### Saved data entries
......

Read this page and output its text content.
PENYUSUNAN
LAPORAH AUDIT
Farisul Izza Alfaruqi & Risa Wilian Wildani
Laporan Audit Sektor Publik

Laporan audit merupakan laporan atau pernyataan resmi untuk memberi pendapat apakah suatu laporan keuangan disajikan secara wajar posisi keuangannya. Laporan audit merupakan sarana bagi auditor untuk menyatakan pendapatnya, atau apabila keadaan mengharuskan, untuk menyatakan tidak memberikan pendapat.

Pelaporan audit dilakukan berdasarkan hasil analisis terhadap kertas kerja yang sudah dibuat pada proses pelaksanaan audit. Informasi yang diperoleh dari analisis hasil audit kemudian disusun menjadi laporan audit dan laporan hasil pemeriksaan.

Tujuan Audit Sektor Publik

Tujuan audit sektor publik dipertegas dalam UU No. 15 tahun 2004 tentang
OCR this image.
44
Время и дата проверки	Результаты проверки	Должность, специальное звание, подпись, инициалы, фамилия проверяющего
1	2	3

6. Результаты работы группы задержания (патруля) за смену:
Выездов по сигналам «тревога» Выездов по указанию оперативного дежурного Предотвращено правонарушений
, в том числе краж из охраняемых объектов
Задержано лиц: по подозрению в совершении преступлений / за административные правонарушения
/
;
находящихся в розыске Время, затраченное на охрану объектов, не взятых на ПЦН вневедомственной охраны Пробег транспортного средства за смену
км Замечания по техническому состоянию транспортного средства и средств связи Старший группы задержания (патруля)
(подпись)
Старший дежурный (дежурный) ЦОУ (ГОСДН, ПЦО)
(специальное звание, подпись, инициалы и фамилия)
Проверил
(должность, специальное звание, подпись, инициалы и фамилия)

......

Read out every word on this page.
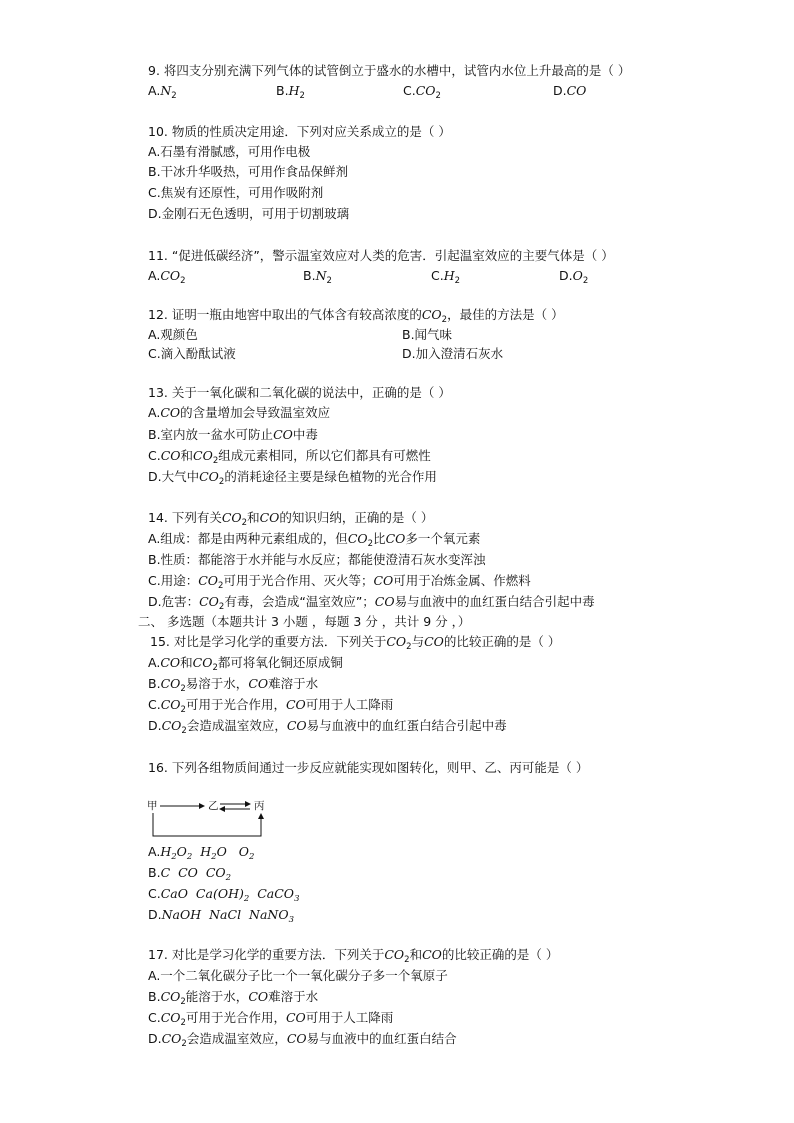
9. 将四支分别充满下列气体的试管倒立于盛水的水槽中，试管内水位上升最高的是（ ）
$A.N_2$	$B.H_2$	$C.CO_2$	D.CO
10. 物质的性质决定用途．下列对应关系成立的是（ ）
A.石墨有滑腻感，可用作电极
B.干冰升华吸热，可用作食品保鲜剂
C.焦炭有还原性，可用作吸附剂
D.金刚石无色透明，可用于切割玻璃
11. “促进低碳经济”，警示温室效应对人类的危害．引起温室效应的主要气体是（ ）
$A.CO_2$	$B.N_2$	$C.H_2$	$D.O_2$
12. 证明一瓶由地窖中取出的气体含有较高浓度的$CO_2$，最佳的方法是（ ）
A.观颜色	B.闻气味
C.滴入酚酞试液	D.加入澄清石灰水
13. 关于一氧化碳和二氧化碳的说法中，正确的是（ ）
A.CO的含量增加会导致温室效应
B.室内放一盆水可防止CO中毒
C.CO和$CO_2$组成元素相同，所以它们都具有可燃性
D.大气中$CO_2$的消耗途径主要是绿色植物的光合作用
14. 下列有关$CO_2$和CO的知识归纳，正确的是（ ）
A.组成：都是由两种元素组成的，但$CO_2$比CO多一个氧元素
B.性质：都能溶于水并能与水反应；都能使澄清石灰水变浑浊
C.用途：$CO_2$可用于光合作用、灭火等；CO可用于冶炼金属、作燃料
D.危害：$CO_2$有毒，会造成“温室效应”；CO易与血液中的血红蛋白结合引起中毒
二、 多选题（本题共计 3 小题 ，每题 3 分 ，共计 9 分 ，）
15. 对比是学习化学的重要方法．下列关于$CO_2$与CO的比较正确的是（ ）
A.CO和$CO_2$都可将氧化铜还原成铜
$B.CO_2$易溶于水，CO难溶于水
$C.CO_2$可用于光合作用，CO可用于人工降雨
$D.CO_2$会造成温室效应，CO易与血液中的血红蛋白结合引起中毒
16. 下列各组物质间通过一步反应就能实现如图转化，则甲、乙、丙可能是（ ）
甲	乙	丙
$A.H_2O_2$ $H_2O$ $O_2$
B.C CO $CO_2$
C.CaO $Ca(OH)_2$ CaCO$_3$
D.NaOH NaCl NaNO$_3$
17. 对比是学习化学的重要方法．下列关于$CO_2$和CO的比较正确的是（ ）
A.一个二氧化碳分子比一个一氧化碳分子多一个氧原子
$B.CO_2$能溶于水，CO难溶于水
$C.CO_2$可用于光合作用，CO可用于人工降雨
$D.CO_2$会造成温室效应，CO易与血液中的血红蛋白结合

......

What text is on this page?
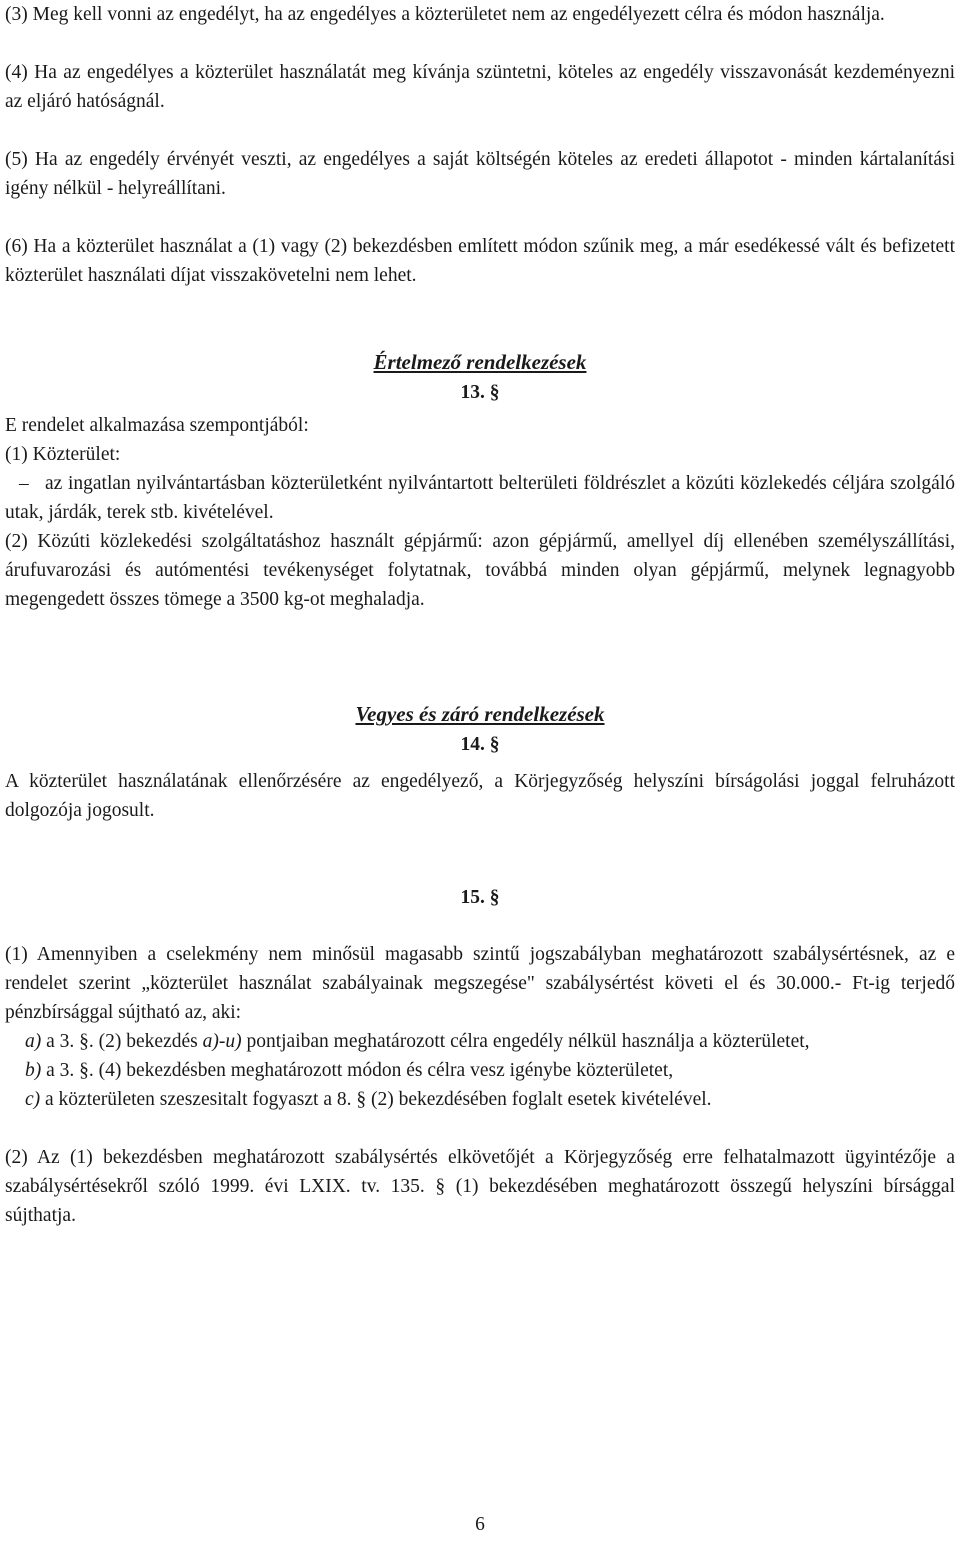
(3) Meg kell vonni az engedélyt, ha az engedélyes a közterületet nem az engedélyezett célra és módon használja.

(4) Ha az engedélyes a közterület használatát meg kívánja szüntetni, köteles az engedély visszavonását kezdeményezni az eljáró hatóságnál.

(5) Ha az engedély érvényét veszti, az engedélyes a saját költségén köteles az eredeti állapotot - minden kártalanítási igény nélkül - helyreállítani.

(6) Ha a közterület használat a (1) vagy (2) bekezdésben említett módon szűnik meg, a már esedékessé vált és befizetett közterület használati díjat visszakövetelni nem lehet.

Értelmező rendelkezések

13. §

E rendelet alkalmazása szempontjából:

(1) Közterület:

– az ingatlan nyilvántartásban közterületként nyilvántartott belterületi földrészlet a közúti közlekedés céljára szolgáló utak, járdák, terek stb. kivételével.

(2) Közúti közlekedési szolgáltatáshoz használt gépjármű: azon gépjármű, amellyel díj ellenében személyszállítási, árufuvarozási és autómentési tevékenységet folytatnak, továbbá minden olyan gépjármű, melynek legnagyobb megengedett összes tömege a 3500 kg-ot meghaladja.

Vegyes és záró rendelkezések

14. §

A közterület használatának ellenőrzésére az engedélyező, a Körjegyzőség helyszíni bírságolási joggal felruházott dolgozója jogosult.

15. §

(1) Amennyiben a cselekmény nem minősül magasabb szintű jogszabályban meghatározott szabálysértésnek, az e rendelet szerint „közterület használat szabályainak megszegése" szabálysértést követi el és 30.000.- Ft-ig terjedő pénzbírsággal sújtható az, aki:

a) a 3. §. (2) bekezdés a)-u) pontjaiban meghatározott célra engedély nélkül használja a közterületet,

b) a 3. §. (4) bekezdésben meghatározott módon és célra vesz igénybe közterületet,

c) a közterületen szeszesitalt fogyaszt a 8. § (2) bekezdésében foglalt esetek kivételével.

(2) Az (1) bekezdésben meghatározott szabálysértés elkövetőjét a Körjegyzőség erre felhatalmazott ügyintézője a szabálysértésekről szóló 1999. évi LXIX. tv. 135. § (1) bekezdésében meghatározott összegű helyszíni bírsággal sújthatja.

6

......

### GIVEN TASK
Copy all lines from the material that include "инициалы".

### SOLUTION TO THIS PROBLEM
Время и дата проверки	Результаты проверки	Должность, специальное звание, подпись, инициалы, фамилия проверяющего
(специальное звание, подпись, инициалы и фамилия)
(должность, специальное звание, подпись, инициалы и фамилия)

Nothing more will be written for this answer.